### Description of the task:
Copy out the complete listing, word for word.
#####
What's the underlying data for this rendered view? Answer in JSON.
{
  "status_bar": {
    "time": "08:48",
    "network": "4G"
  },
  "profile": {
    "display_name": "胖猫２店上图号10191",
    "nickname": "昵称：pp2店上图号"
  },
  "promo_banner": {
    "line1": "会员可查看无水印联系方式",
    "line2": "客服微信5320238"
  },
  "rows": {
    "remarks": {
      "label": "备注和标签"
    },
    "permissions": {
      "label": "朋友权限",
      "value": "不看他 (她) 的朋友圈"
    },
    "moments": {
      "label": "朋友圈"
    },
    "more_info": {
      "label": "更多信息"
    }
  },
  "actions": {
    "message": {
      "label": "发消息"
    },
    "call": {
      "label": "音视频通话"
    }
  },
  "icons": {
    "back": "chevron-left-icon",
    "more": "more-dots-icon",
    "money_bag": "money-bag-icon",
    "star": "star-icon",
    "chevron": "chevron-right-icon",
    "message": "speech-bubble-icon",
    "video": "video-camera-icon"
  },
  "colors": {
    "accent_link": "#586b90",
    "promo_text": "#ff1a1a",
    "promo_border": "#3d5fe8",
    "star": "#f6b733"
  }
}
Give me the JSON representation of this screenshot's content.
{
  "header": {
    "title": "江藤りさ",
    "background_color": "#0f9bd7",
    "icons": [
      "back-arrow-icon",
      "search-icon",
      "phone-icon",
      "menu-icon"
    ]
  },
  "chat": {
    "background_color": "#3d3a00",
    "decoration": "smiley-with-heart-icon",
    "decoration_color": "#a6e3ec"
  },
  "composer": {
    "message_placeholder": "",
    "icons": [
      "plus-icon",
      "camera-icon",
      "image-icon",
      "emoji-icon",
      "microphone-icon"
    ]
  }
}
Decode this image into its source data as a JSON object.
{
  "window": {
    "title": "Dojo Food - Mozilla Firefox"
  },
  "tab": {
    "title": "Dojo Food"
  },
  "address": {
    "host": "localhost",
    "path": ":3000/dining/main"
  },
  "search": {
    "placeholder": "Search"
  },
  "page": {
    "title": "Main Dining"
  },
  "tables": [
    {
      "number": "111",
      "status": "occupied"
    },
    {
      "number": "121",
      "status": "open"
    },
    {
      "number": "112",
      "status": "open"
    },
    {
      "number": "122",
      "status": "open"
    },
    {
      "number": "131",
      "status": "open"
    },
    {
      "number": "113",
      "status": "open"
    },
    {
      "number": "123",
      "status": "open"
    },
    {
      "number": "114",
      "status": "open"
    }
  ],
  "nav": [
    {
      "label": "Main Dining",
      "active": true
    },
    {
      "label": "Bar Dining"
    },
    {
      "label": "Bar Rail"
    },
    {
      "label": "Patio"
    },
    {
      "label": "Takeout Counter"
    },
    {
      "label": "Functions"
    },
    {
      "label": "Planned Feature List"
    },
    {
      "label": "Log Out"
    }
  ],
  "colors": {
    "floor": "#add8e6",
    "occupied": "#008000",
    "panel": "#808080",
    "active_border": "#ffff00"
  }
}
#####
### Full answer:
What's the underlying data for this rendered view? Answer in JSON.
{
  "status_bar": {
    "time": "08:48",
    "network": "4G"
  },
  "profile": {
    "display_name": "胖猫２店上图号10191",
    "nickname": "昵称：pp2店上图号"
  },
  "promo_banner": {
    "line1": "会员可查看无水印联系方式",
    "line2": "客服微信5320238"
  },
  "rows": {
    "remarks": {
      "label": "备注和标签"
    },
    "permissions": {
      "label": "朋友权限",
      "value": "不看他 (她) 的朋友圈"
    },
    "moments": {
      "label": "朋友圈"
    },
    "more_info": {
      "label": "更多信息"
    }
  },
  "actions": {
    "message": {
      "label": "发消息"
    },
    "call": {
      "label": "音视频通话"
    }
  },
  "icons": {
    "back": "chevron-left-icon",
    "more": "more-dots-icon",
    "money_bag": "money-bag-icon",
    "star": "star-icon",
    "chevron": "chevron-right-icon",
    "message": "speech-bubble-icon",
    "video": "video-camera-icon"
  },
  "colors": {
    "accent_link": "#586b90",
    "promo_text": "#ff1a1a",
    "promo_border": "#3d5fe8",
    "star": "#f6b733"
  }
}
Give me the JSON representation of this screenshot's content.
{
  "header": {
    "title": "江藤りさ",
    "background_color": "#0f9bd7",
    "icons": [
      "back-arrow-icon",
      "search-icon",
      "phone-icon",
      "menu-icon"
    ]
  },
  "chat": {
    "background_color": "#3d3a00",
    "decoration": "smiley-with-heart-icon",
    "decoration_color": "#a6e3ec"
  },
  "composer": {
    "message_placeholder": "",
    "icons": [
      "plus-icon",
      "camera-icon",
      "image-icon",
      "emoji-icon",
      "microphone-icon"
    ]
  }
}
Decode this image into its source data as a JSON object.
{
  "window": {
    "title": "Dojo Food - Mozilla Firefox"
  },
  "tab": {
    "title": "Dojo Food"
  },
  "address": {
    "host": "localhost",
    "path": ":3000/dining/main"
  },
  "search": {
    "placeholder": "Search"
  },
  "page": {
    "title": "Main Dining"
  },
  "tables": [
    {
      "number": "111",
      "status": "occupied"
    },
    {
      "number": "121",
      "status": "open"
    },
    {
      "number": "112",
      "status": "open"
    },
    {
      "number": "122",
      "status": "open"
    },
    {
      "number": "131",
      "status": "open"
    },
    {
      "number": "113",
      "status": "open"
    },
    {
      "number": "123",
      "status": "open"
    },
    {
      "number": "114",
      "status": "open"
    }
  ],
  "nav": [
    {
      "label": "Main Dining",
      "active": true
    },
    {
      "label": "Bar Dining"
    },
    {
      "label": "Bar Rail"
    },
    {
      "label": "Patio"
    },
    {
      "label": "Takeout Counter"
    },
    {
      "label": "Functions"
    },
    {
      "label": "Planned Feature List"
    },
    {
      "label": "Log Out"
    }
  ],
  "colors": {
    "floor": "#add8e6",
    "occupied": "#008000",
    "panel": "#808080",
    "active_border": "#ffff00"
  }
}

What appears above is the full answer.